## Your goal
Copy out each line of the material below with no changes.

__________________________________________________

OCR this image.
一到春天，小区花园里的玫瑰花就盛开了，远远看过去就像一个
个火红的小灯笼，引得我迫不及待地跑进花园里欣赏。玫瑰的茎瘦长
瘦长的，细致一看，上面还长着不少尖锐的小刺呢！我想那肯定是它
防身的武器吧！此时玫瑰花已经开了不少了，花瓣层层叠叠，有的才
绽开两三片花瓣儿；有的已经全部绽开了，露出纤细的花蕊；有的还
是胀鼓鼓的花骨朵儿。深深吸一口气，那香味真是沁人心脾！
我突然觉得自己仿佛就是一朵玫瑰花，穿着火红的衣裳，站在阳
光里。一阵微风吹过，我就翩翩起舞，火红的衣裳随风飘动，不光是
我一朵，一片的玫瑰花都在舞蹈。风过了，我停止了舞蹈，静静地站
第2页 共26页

__________________________________________________

## Complete output
OCR this image.
一到春天，小区花园里的玫瑰花就盛开了，远远看过去就像一个
个火红的小灯笼，引得我迫不及待地跑进花园里欣赏。玫瑰的茎瘦长
瘦长的，细致一看，上面还长着不少尖锐的小刺呢！我想那肯定是它
防身的武器吧！此时玫瑰花已经开了不少了，花瓣层层叠叠，有的才
绽开两三片花瓣儿；有的已经全部绽开了，露出纤细的花蕊；有的还
是胀鼓鼓的花骨朵儿。深深吸一口气，那香味真是沁人心脾！
我突然觉得自己仿佛就是一朵玫瑰花，穿着火红的衣裳，站在阳
光里。一阵微风吹过，我就翩翩起舞，火红的衣裳随风飘动，不光是
我一朵，一片的玫瑰花都在舞蹈。风过了，我停止了舞蹈，静静地站
第2页 共26页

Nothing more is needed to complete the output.